### СТРАНИЦА
◆ ◆ ◆ ◆ ◆
Н. А. Бердяев томился мыслью о подлинном бытии и подлинном человеке. Он стремился выйти за пределы мира данности и найти смысл и истину мира. В связи с этим он рассматривал философию как познавательно-жизненный выход из мировой данности.[6] А греческая философия впервые поставила жизнь человека в зависимость от разума, что имело, по оценке философа, всемирно-историческое значение: оно положило основание европейскому гуманизму и науке. Н. А. Бердяев считает, что заветной целью философии всегда было познание свободы и познание из свободы, она всегда стремилась освободить человеческий дух от рабства у необходимости, объективированного мира, отрывающего человека от творчества высшего этажа реальности. Поэтому лозунгом Н. А. Бердяева в «Философии свободы» стал лозунг «назад к бытию», «назад к человеку» и его фундаментальным качествам.[7] Так он преодолевал «издержки» известных предшествующих ему исторических форм гуманизма.
◆ ◆ ◆ ◆ ◆
### ЗАДАНИЯ
- a) Перескажите кратко в виде списка абзац текста о Бердяеве, который начинается словами «Н. А. Бердяев томился мыслью». Главные факты нужно сохранить.
- b) Выпишите из текста о Бердяеве все слова и выражения, которые стоят в кавычках-ёлочках.
Пункты ниже с текстом о Бердяеве никак не связаны.

### МАТЕРИАЛ
◆ ◆ ◆ ◆ ◆
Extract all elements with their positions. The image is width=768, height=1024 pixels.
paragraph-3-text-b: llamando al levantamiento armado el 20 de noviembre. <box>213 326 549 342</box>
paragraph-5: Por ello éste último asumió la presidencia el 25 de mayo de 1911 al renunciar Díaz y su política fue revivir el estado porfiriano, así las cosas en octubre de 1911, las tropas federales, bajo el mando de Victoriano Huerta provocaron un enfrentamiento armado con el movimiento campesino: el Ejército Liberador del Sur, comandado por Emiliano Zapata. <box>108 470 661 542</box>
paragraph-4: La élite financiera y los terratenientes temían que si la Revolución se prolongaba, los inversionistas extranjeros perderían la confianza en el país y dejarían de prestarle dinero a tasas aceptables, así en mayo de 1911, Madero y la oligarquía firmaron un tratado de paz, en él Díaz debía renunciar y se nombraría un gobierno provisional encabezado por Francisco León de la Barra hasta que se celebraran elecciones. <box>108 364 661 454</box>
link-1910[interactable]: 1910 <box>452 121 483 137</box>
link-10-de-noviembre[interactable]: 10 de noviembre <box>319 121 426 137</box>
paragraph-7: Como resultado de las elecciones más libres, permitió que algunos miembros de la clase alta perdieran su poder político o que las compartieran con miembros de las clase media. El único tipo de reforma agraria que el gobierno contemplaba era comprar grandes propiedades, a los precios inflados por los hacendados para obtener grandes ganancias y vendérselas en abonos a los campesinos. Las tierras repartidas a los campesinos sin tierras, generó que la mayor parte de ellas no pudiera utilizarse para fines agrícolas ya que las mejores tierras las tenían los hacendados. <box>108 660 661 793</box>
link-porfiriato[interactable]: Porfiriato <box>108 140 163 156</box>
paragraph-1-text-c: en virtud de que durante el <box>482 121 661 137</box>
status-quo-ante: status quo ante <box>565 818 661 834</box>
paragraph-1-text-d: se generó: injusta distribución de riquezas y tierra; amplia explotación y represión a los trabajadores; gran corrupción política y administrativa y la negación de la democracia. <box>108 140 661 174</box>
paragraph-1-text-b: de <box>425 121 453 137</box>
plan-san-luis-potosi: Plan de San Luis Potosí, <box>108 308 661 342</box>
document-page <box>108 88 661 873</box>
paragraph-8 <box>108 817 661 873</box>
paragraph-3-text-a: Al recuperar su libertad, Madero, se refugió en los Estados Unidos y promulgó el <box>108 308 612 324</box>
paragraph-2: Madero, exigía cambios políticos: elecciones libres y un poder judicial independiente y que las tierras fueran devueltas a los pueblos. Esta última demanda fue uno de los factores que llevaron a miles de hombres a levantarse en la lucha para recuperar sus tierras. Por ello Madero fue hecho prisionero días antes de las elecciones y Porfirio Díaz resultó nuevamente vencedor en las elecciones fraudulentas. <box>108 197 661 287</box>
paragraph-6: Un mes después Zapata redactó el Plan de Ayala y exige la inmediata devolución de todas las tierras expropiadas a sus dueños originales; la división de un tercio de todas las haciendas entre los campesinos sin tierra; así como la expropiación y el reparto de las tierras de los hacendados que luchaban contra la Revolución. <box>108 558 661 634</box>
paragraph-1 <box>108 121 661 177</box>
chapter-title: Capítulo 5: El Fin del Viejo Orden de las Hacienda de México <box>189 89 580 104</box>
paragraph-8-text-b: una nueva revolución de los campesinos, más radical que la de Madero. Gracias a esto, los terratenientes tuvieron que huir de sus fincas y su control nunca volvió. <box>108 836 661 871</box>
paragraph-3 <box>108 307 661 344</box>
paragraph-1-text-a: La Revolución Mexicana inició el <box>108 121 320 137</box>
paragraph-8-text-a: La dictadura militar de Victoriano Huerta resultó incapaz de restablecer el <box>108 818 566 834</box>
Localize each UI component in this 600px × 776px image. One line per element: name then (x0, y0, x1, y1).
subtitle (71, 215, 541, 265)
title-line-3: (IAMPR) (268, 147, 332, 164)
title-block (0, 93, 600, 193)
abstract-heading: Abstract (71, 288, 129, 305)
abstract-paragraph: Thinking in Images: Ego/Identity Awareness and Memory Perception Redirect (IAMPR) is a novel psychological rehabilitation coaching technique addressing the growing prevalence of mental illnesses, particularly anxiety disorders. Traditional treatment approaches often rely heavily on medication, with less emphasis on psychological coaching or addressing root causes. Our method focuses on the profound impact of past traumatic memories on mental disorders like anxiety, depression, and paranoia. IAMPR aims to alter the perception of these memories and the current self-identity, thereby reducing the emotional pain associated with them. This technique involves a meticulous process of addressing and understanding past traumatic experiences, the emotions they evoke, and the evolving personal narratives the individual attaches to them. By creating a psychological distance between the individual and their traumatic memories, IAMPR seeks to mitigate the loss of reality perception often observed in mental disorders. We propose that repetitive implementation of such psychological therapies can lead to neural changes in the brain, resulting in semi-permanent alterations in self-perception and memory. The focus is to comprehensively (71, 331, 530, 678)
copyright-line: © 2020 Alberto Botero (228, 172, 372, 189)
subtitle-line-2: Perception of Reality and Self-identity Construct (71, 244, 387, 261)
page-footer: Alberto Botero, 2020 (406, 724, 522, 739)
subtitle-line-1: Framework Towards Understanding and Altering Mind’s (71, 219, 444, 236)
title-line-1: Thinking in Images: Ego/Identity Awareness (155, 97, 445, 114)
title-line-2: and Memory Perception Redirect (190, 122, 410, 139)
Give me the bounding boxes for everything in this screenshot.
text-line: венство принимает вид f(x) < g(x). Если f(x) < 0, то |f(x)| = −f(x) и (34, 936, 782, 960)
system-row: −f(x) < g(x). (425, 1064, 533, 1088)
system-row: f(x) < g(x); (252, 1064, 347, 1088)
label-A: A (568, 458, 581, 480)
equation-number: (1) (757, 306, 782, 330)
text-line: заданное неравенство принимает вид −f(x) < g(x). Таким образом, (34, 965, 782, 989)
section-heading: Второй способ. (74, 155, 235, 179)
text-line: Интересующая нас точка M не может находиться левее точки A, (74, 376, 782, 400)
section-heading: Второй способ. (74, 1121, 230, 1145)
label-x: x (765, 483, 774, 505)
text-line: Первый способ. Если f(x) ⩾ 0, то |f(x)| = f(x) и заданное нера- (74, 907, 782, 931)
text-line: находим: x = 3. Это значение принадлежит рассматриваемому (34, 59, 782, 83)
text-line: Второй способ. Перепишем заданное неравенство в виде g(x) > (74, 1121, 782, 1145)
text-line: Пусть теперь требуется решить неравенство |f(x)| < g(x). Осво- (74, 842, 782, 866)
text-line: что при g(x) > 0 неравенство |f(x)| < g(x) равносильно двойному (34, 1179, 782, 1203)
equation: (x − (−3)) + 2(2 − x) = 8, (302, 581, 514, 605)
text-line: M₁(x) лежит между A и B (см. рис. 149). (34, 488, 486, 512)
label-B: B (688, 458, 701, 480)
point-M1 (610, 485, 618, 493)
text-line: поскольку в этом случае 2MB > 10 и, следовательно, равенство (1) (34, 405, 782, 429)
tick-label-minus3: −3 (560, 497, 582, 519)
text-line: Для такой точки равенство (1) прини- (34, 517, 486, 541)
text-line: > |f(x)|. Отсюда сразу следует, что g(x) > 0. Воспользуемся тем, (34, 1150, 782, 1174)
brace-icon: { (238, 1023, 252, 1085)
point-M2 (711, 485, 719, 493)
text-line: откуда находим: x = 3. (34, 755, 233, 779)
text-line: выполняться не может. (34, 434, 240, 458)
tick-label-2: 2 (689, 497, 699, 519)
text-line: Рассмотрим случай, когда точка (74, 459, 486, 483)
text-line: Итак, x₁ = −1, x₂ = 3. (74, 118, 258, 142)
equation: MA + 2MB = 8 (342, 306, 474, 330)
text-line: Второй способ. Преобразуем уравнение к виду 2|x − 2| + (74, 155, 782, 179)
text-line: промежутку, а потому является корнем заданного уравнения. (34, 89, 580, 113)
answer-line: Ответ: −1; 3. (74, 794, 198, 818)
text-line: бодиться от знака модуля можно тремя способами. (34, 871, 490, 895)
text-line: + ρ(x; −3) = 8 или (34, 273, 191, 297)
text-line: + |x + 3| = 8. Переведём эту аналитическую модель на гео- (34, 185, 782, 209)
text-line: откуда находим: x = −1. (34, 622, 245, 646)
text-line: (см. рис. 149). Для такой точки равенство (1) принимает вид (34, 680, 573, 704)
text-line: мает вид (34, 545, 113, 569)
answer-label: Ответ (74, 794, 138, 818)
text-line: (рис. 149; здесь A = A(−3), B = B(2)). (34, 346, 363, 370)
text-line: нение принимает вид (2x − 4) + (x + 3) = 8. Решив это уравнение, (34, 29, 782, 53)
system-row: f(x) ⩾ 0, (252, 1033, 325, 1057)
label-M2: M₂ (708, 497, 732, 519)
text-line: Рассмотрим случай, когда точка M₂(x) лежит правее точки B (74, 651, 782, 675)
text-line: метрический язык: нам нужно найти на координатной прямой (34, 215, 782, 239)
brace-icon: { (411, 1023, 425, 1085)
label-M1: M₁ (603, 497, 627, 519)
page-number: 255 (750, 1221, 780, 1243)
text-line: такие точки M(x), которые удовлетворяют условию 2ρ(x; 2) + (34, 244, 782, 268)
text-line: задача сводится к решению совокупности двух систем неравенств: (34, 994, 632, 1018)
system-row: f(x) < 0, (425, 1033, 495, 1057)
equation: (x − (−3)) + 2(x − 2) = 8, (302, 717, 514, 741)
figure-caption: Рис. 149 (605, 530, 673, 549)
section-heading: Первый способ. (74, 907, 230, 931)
◆ ◆ ◆ ◆ ◆
### ОТВЕТЫ
- a)
- Бердяев искал подлинное бытие и подлинного человека. Он хотел выйти за пределы мира данности и найти смысл и истину мира. Поэтому философию он понимал как познавательно-жизненный выход из мировой данности.
- Греческая философия впервые поставила жизнь человека в зависимость от разума. По его оценке, это имело всемирно-историческое значение и заложило основу европейского гуманизма и науки.
- Заветная цель философии, по Бердяеву, — познание свободы и познание из свободы. Философия стремится освободить человеческий дух от рабства у необходимости и объективированного мира.
- Отсюда его лозунг в «Философии свободы»: «назад к бытию», «назад к человеку» и его фундаментальным качествам.
- Так он преодолевал «издержки» прежних исторических форм гуманизма.

- b)
- «Философии свободы»
- «назад к бытию»
- «назад к человеку»
- «издержки»